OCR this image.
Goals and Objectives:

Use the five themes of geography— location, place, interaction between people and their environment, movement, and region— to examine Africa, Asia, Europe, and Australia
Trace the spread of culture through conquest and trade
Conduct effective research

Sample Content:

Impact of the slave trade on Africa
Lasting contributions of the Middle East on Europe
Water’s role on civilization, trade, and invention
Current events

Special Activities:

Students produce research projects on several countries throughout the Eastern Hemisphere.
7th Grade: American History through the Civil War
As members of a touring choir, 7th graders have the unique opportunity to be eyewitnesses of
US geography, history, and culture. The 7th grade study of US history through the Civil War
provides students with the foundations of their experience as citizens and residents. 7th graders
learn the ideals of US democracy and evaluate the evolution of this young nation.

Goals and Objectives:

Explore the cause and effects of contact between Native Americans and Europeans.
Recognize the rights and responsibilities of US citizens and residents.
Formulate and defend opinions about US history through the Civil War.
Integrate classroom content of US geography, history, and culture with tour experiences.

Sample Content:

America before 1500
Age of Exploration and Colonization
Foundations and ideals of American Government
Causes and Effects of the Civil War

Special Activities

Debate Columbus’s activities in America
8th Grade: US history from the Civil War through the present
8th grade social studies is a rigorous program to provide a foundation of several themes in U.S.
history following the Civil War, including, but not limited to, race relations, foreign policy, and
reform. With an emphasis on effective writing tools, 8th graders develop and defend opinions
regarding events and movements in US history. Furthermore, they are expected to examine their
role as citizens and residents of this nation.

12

---+---

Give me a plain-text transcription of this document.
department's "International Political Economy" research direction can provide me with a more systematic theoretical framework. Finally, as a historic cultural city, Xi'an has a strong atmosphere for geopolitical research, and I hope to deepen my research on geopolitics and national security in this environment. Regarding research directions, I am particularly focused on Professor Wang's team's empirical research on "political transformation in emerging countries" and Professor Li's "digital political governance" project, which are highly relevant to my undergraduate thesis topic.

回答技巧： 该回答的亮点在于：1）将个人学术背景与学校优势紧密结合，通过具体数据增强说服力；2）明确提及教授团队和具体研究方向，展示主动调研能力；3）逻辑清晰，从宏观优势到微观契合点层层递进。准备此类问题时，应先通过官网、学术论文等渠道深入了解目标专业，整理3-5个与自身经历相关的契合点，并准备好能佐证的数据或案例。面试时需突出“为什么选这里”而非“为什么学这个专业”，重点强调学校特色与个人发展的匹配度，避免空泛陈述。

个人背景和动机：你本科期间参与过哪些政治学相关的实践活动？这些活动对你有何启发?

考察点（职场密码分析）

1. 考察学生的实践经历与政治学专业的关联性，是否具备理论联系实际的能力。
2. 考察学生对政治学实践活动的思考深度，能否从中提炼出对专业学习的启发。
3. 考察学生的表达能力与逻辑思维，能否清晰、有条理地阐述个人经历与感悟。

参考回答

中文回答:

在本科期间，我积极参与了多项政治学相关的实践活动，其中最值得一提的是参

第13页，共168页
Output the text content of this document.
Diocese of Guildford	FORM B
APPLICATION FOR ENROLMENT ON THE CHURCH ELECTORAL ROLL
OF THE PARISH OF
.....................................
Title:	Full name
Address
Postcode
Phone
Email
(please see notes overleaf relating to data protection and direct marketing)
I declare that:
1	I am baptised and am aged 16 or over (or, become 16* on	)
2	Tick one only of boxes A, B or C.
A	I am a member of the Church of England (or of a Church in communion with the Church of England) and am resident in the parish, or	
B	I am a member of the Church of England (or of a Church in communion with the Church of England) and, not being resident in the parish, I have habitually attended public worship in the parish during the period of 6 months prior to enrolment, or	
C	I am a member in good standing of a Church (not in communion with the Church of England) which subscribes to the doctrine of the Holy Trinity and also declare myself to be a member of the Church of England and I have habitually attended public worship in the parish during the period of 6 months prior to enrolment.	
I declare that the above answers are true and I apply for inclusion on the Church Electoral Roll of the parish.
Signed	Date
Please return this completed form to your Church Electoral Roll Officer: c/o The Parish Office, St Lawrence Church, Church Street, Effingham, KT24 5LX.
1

---+---

▶ _Directive_
Read the entries and show each line that mentions "between".

▶ _Solution to the problem_
Use the five themes of geography— location, place, interaction between people and their environment, movement, and region— to examine Africa, Asia, Europe, and Australia
Explore the cause and effects of contact between Native Americans and Europeans.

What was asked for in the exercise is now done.